# Data tied to figure images
──────────────────────────────
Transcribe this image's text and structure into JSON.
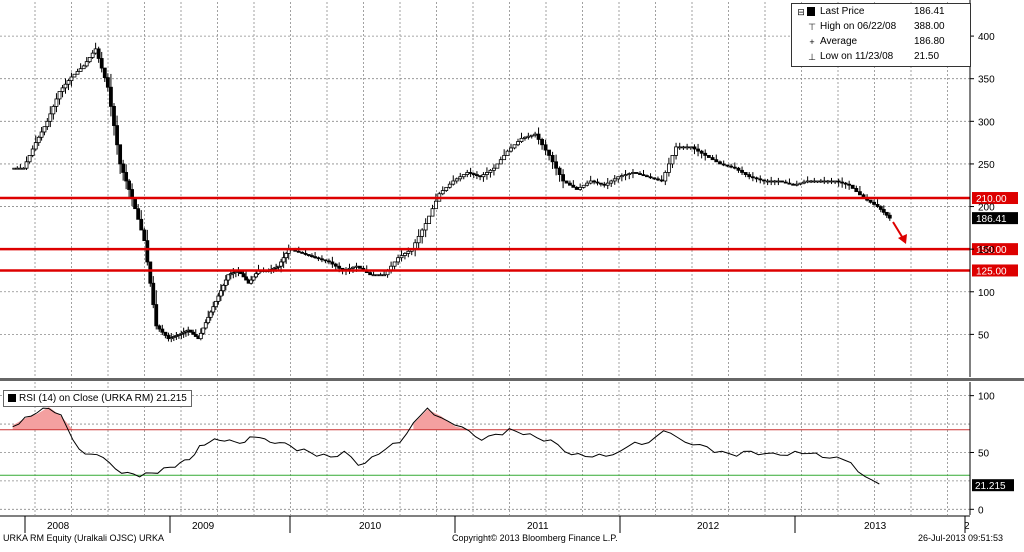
{
  "chart_data": [
    {
      "type": "line",
      "subtype": "candlestick",
      "x_type": "date",
      "x": [
        "2007-12-01",
        "2008-01-01",
        "2008-02-01",
        "2008-03-01",
        "2008-04-01",
        "2008-05-01",
        "2008-06-01",
        "2008-07-01",
        "2008-08-01",
        "2008-09-01",
        "2008-10-01",
        "2008-11-01",
        "2008-12-01",
        "2009-01-01",
        "2009-02-01",
        "2009-03-01",
        "2009-04-01",
        "2009-05-01",
        "2009-06-01",
        "2009-07-01",
        "2009-08-01",
        "2009-09-01",
        "2009-10-01",
        "2009-11-01",
        "2009-12-01",
        "2010-01-01",
        "2010-02-01",
        "2010-03-01",
        "2010-04-01",
        "2010-05-01",
        "2010-06-01",
        "2010-07-01",
        "2010-08-01",
        "2010-09-01",
        "2010-10-01",
        "2010-11-01",
        "2010-12-01",
        "2011-01-01",
        "2011-02-01",
        "2011-03-01",
        "2011-04-01",
        "2011-05-01",
        "2011-06-01",
        "2011-07-01",
        "2011-08-01",
        "2011-09-01",
        "2011-10-01",
        "2011-11-01",
        "2011-12-01",
        "2012-01-01",
        "2012-02-01",
        "2012-03-01",
        "2012-04-01",
        "2012-05-01",
        "2012-06-01",
        "2012-07-01",
        "2012-08-01",
        "2012-09-01",
        "2012-10-01",
        "2012-11-01",
        "2012-12-01",
        "2013-01-01",
        "2013-02-01",
        "2013-03-01",
        "2013-04-01",
        "2013-05-01",
        "2013-06-01",
        "2013-07-01"
      ],
      "series": [
        {
          "name": "Last Price",
          "values": [
            245,
            275,
            300,
            335,
            352,
            365,
            385,
            340,
            250,
            210,
            160,
            60,
            45,
            50,
            55,
            45,
            70,
            95,
            120,
            125,
            110,
            125,
            125,
            130,
            150,
            145,
            140,
            135,
            125,
            130,
            120,
            120,
            140,
            150,
            180,
            215,
            230,
            240,
            235,
            245,
            265,
            280,
            285,
            260,
            230,
            220,
            230,
            225,
            235,
            240,
            235,
            230,
            270,
            270,
            260,
            250,
            245,
            235,
            230,
            230,
            225,
            230,
            230,
            230,
            225,
            210,
            200,
            186.41
          ]
        }
      ],
      "reference_lines": [
        {
          "value": 210.0,
          "label": "210.00",
          "color": "#dd0000"
        },
        {
          "value": 150.0,
          "label": "150.00",
          "color": "#dd0000"
        },
        {
          "value": 125.0,
          "label": "125.00",
          "color": "#dd0000"
        }
      ],
      "last_value_label": "186.41",
      "legend": {
        "rows": [
          {
            "label": "Last Price",
            "value": "186.41"
          },
          {
            "label": "High on 06/22/08",
            "value": "388.00"
          },
          {
            "label": "Average",
            "value": "186.80"
          },
          {
            "label": "Low on 11/23/08",
            "value": "21.50"
          }
        ],
        "placement": "top-right"
      },
      "ylim": [
        0,
        440
      ],
      "yticks": [
        50,
        100,
        150,
        200,
        250,
        300,
        350,
        400
      ],
      "ytick_labels": [
        "50",
        "100",
        "150",
        "200",
        "250",
        "300",
        "350",
        "400"
      ],
      "xticks": [
        "2008",
        "2009",
        "2010",
        "2011",
        "2012",
        "2013",
        "2"
      ],
      "grid": true
    },
    {
      "type": "line",
      "x_type": "date",
      "x": [
        "2007-12-01",
        "2008-01-01",
        "2008-02-01",
        "2008-03-01",
        "2008-04-01",
        "2008-05-01",
        "2008-06-01",
        "2008-07-01",
        "2008-08-01",
        "2008-09-01",
        "2008-10-01",
        "2008-11-01",
        "2008-12-01",
        "2009-01-01",
        "2009-02-01",
        "2009-03-01",
        "2009-04-01",
        "2009-05-01",
        "2009-06-01",
        "2009-07-01",
        "2009-08-01",
        "2009-09-01",
        "2009-10-01",
        "2009-11-01",
        "2009-12-01",
        "2010-01-01",
        "2010-02-01",
        "2010-03-01",
        "2010-04-01",
        "2010-05-01",
        "2010-06-01",
        "2010-07-01",
        "2010-08-01",
        "2010-09-01",
        "2010-10-01",
        "2010-11-01",
        "2010-12-01",
        "2011-01-01",
        "2011-02-01",
        "2011-03-01",
        "2011-04-01",
        "2011-05-01",
        "2011-06-01",
        "2011-07-01",
        "2011-08-01",
        "2011-09-01",
        "2011-10-01",
        "2011-11-01",
        "2011-12-01",
        "2012-01-01",
        "2012-02-01",
        "2012-03-01",
        "2012-04-01",
        "2012-05-01",
        "2012-06-01",
        "2012-07-01",
        "2012-08-01",
        "2012-09-01",
        "2012-10-01",
        "2012-11-01",
        "2012-12-01",
        "2013-01-01",
        "2013-02-01",
        "2013-03-01",
        "2013-04-01",
        "2013-05-01",
        "2013-06-01",
        "2013-07-01"
      ],
      "series": [
        {
          "name": "RSI (14) on Close (URKA RM)",
          "values": [
            74,
            80,
            84,
            90,
            82,
            60,
            50,
            47,
            40,
            33,
            30,
            31,
            33,
            36,
            40,
            45,
            55,
            58,
            62,
            60,
            57,
            65,
            62,
            58,
            60,
            55,
            52,
            48,
            45,
            50,
            40,
            45,
            52,
            60,
            75,
            88,
            82,
            73,
            68,
            62,
            65,
            70,
            67,
            62,
            60,
            52,
            48,
            45,
            48,
            50,
            58,
            60,
            68,
            62,
            58,
            54,
            50,
            48,
            50,
            48,
            49,
            50,
            48,
            47,
            45,
            40,
            30,
            21.215
          ]
        }
      ],
      "last_value_label": "21.215",
      "legend_label": "RSI (14) on Close (URKA RM) 21.215",
      "ylim": [
        -5,
        112
      ],
      "yticks": [
        0,
        50,
        100
      ],
      "ytick_labels": [
        "0",
        "50",
        "100"
      ],
      "reference_lines": [
        {
          "value": 70,
          "color": "#cc3333"
        },
        {
          "value": 30,
          "color": "#33aa33"
        }
      ],
      "overbought_fill": "#f4a0a0",
      "grid": true
    }
  ],
  "footer": {
    "left": "URKA RM Equity (Uralkali OJSC) URKA",
    "center": "Copyright© 2013 Bloomberg Finance L.P.",
    "right": "26-Jul-2013 09:51:53"
  },
  "colors": {
    "reference": "#dd0000",
    "price": "#000000",
    "grid": "#999999"
  }
}
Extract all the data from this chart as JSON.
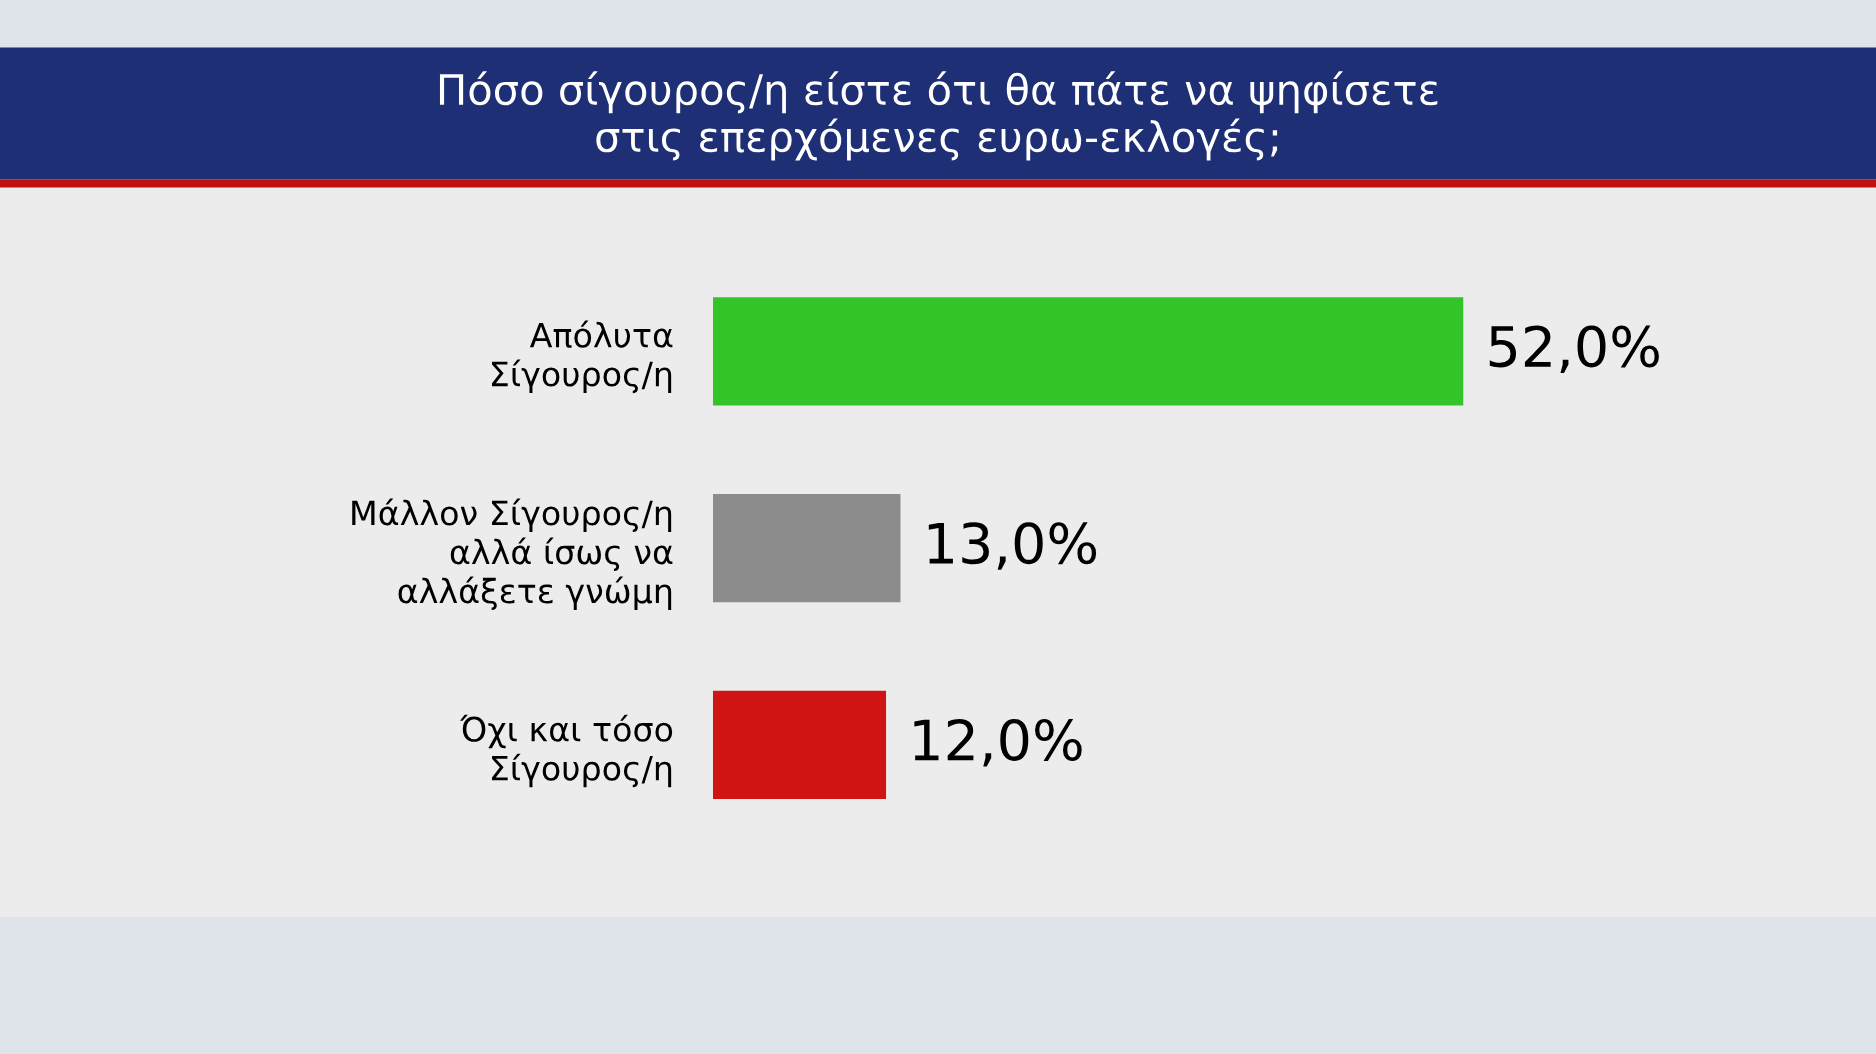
{
  "chart_data": {
    "type": "bar",
    "orientation": "horizontal",
    "title": "Πόσο σίγουρος/η είστε ότι θα πάτε να ψηφίσετε\nστις επερχόμενες ευρω-εκλογές;",
    "categories": [
      "Απόλυτα\nΣίγουρος/η",
      "Μάλλον Σίγουρος/η\nαλλά ίσως να\nαλλάξετε γνώμη",
      "Όχι και τόσο\nΣίγουρος/η"
    ],
    "values": [
      52.0,
      13.0,
      12.0
    ],
    "colors": [
      "#33c42a",
      "#8c8c8c",
      "#d01414"
    ],
    "value_labels": [
      "52,0%",
      "13,0%",
      "12,0%"
    ],
    "tick_labels": "y",
    "grid": false,
    "legend": false
  }
}
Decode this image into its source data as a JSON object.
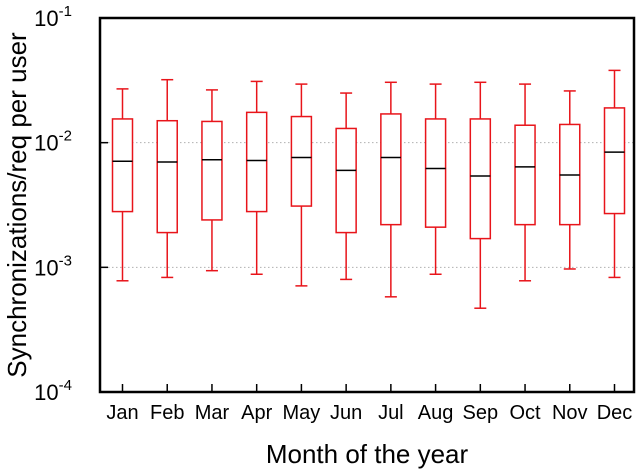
──────────────────────────────
# PROBLEM REQUIREMENTS
Search the listing for the string "this". Copy each line where it turns up.

# THE REPLY
Transcribe this image's text and structure into JSON.
Extract all the data from this chart as JSON.
Decode this image into its source data as a JSON object.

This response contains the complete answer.